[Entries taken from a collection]
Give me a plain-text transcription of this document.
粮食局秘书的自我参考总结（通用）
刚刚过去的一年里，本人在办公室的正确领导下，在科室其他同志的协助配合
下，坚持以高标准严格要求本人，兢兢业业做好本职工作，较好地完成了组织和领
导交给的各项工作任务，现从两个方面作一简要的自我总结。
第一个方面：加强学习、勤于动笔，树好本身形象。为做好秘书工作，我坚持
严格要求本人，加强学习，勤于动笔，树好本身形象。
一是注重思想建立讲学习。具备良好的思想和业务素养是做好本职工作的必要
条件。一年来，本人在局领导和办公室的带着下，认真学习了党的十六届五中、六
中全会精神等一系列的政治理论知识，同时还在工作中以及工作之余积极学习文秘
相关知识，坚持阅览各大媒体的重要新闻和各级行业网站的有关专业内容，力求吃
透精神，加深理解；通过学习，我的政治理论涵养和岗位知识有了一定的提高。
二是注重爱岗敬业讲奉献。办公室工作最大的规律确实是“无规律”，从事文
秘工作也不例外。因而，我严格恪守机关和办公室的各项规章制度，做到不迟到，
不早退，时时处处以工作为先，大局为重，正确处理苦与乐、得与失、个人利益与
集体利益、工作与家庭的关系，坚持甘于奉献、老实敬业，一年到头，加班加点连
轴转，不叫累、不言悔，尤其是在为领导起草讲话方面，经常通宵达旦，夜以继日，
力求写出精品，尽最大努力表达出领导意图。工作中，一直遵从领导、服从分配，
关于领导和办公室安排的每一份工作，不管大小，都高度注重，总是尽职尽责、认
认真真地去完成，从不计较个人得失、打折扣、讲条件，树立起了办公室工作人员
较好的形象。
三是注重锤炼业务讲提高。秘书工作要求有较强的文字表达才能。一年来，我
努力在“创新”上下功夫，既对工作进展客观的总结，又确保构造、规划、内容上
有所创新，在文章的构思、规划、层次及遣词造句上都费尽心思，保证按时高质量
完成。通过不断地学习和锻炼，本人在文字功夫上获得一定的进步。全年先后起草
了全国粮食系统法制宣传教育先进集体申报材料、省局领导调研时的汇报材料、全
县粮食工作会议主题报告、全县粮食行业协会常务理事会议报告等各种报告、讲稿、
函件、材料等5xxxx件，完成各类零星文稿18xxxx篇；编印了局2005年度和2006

> [GIVEN REQUEST] The lines above form a set of records; determine how many of them contain the string "勤于动笔" and give that number alone.

> [WRITTEN ANSWER] 2